WORK TO BE COMPLETED — Could you give the data below again, exactly and completely?

Records from a collection:
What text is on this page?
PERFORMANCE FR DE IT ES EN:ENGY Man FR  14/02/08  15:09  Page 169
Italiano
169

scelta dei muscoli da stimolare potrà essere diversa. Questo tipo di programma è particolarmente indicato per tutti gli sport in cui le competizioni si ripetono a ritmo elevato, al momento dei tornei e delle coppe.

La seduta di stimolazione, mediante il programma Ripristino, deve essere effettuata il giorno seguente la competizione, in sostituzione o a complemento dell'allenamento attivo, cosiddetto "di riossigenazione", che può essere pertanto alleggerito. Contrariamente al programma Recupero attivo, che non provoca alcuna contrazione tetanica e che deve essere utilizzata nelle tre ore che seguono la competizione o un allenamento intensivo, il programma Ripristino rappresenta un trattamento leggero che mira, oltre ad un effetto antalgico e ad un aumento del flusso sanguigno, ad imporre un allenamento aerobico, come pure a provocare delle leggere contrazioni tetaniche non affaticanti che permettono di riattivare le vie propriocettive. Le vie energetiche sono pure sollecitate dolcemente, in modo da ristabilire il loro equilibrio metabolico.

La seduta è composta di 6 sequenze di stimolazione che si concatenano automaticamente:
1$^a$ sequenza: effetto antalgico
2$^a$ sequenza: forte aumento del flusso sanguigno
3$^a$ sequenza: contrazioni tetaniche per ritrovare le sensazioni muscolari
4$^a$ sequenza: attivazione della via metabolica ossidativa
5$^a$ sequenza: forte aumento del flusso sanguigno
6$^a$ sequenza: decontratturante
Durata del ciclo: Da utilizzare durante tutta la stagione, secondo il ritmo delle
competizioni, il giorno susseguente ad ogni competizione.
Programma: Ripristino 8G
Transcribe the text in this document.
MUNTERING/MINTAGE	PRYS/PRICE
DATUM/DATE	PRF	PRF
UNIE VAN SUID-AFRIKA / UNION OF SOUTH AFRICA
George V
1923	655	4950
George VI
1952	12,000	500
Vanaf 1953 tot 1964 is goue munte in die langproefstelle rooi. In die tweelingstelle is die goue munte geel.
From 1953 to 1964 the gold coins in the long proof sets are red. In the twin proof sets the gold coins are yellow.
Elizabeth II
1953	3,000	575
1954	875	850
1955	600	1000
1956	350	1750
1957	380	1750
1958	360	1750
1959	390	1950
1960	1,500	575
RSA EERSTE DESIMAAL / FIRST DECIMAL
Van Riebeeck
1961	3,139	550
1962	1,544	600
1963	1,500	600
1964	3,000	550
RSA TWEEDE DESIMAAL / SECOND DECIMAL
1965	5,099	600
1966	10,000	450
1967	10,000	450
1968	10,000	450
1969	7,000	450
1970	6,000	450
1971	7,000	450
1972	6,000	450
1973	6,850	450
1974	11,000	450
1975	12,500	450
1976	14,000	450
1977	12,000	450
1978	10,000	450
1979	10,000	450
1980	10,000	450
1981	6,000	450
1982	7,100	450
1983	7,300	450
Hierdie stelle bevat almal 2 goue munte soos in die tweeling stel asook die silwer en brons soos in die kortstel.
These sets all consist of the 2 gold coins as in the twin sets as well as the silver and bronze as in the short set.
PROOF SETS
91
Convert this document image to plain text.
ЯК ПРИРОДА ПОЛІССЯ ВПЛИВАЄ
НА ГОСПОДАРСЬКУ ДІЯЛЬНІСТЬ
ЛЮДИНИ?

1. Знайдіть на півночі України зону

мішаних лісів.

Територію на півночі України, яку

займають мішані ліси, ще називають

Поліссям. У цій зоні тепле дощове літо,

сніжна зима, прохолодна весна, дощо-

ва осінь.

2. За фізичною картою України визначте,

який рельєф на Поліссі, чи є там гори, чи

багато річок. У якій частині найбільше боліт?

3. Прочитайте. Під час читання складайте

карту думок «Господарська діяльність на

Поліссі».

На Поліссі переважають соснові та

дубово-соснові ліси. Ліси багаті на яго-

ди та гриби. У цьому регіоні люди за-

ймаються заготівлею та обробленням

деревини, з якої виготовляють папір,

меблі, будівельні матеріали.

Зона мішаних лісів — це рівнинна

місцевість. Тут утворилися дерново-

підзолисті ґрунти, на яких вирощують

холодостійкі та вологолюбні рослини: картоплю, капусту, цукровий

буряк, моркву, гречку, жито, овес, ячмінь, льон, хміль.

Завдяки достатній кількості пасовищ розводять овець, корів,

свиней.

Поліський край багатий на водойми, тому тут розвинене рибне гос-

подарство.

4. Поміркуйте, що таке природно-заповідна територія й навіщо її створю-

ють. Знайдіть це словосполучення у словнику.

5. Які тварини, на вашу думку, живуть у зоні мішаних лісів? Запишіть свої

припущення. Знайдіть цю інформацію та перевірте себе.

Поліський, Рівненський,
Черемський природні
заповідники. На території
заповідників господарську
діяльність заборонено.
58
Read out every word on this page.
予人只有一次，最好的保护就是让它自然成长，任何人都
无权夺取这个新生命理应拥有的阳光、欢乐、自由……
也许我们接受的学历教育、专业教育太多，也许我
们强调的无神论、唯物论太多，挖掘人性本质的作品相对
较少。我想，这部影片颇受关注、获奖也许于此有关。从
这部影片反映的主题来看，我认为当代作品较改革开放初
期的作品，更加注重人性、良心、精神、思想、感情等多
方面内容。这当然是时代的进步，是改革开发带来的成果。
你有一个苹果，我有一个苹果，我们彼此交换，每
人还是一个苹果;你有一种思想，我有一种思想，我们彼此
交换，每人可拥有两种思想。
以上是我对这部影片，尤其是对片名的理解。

ANSWER TO THIS EXERCISE —
What text is on this page?
PERFORMANCE FR DE IT ES EN:ENGY Man FR  14/02/08  15:09  Page 169
Italiano
169

scelta dei muscoli da stimolare potrà essere diversa. Questo tipo di programma è particolarmente indicato per tutti gli sport in cui le competizioni si ripetono a ritmo elevato, al momento dei tornei e delle coppe.

La seduta di stimolazione, mediante il programma Ripristino, deve essere effettuata il giorno seguente la competizione, in sostituzione o a complemento dell'allenamento attivo, cosiddetto "di riossigenazione", che può essere pertanto alleggerito. Contrariamente al programma Recupero attivo, che non provoca alcuna contrazione tetanica e che deve essere utilizzata nelle tre ore che seguono la competizione o un allenamento intensivo, il programma Ripristino rappresenta un trattamento leggero che mira, oltre ad un effetto antalgico e ad un aumento del flusso sanguigno, ad imporre un allenamento aerobico, come pure a provocare delle leggere contrazioni tetaniche non affaticanti che permettono di riattivare le vie propriocettive. Le vie energetiche sono pure sollecitate dolcemente, in modo da ristabilire il loro equilibrio metabolico.

La seduta è composta di 6 sequenze di stimolazione che si concatenano automaticamente:
1$^a$ sequenza: effetto antalgico
2$^a$ sequenza: forte aumento del flusso sanguigno
3$^a$ sequenza: contrazioni tetaniche per ritrovare le sensazioni muscolari
4$^a$ sequenza: attivazione della via metabolica ossidativa
5$^a$ sequenza: forte aumento del flusso sanguigno
6$^a$ sequenza: decontratturante
Durata del ciclo: Da utilizzare durante tutta la stagione, secondo il ritmo delle
competizioni, il giorno susseguente ad ogni competizione.
Programma: Ripristino 8G
Transcribe the text in this document.
MUNTERING/MINTAGE	PRYS/PRICE
DATUM/DATE	PRF	PRF
UNIE VAN SUID-AFRIKA / UNION OF SOUTH AFRICA
George V
1923	655	4950
George VI
1952	12,000	500
Vanaf 1953 tot 1964 is goue munte in die langproefstelle rooi. In die tweelingstelle is die goue munte geel.
From 1953 to 1964 the gold coins in the long proof sets are red. In the twin proof sets the gold coins are yellow.
Elizabeth II
1953	3,000	575
1954	875	850
1955	600	1000
1956	350	1750
1957	380	1750
1958	360	1750
1959	390	1950
1960	1,500	575
RSA EERSTE DESIMAAL / FIRST DECIMAL
Van Riebeeck
1961	3,139	550
1962	1,544	600
1963	1,500	600
1964	3,000	550
RSA TWEEDE DESIMAAL / SECOND DECIMAL
1965	5,099	600
1966	10,000	450
1967	10,000	450
1968	10,000	450
1969	7,000	450
1970	6,000	450
1971	7,000	450
1972	6,000	450
1973	6,850	450
1974	11,000	450
1975	12,500	450
1976	14,000	450
1977	12,000	450
1978	10,000	450
1979	10,000	450
1980	10,000	450
1981	6,000	450
1982	7,100	450
1983	7,300	450
Hierdie stelle bevat almal 2 goue munte soos in die tweeling stel asook die silwer en brons soos in die kortstel.
These sets all consist of the 2 gold coins as in the twin sets as well as the silver and bronze as in the short set.
PROOF SETS
91
Convert this document image to plain text.
ЯК ПРИРОДА ПОЛІССЯ ВПЛИВАЄ
НА ГОСПОДАРСЬКУ ДІЯЛЬНІСТЬ
ЛЮДИНИ?

1. Знайдіть на півночі України зону

мішаних лісів.

Територію на півночі України, яку

займають мішані ліси, ще називають

Поліссям. У цій зоні тепле дощове літо,

сніжна зима, прохолодна весна, дощо-

ва осінь.

2. За фізичною картою України визначте,

який рельєф на Поліссі, чи є там гори, чи

багато річок. У якій частині найбільше боліт?

3. Прочитайте. Під час читання складайте

карту думок «Господарська діяльність на

Поліссі».

На Поліссі переважають соснові та

дубово-соснові ліси. Ліси багаті на яго-

ди та гриби. У цьому регіоні люди за-

ймаються заготівлею та обробленням

деревини, з якої виготовляють папір,

меблі, будівельні матеріали.

Зона мішаних лісів — це рівнинна

місцевість. Тут утворилися дерново-

підзолисті ґрунти, на яких вирощують

холодостійкі та вологолюбні рослини: картоплю, капусту, цукровий

буряк, моркву, гречку, жито, овес, ячмінь, льон, хміль.

Завдяки достатній кількості пасовищ розводять овець, корів,

свиней.

Поліський край багатий на водойми, тому тут розвинене рибне гос-

подарство.

4. Поміркуйте, що таке природно-заповідна територія й навіщо її створю-

ють. Знайдіть це словосполучення у словнику.

5. Які тварини, на вашу думку, живуть у зоні мішаних лісів? Запишіть свої

припущення. Знайдіть цю інформацію та перевірте себе.

Поліський, Рівненський,
Черемський природні
заповідники. На території
заповідників господарську
діяльність заборонено.
58
Read out every word on this page.
予人只有一次，最好的保护就是让它自然成长，任何人都
无权夺取这个新生命理应拥有的阳光、欢乐、自由……
也许我们接受的学历教育、专业教育太多，也许我
们强调的无神论、唯物论太多，挖掘人性本质的作品相对
较少。我想，这部影片颇受关注、获奖也许于此有关。从
这部影片反映的主题来看，我认为当代作品较改革开放初
期的作品，更加注重人性、良心、精神、思想、感情等多
方面内容。这当然是时代的进步，是改革开发带来的成果。
你有一个苹果，我有一个苹果，我们彼此交换，每
人还是一个苹果;你有一种思想，我有一种思想，我们彼此
交换，每人可拥有两种思想。
以上是我对这部影片，尤其是对片名的理解。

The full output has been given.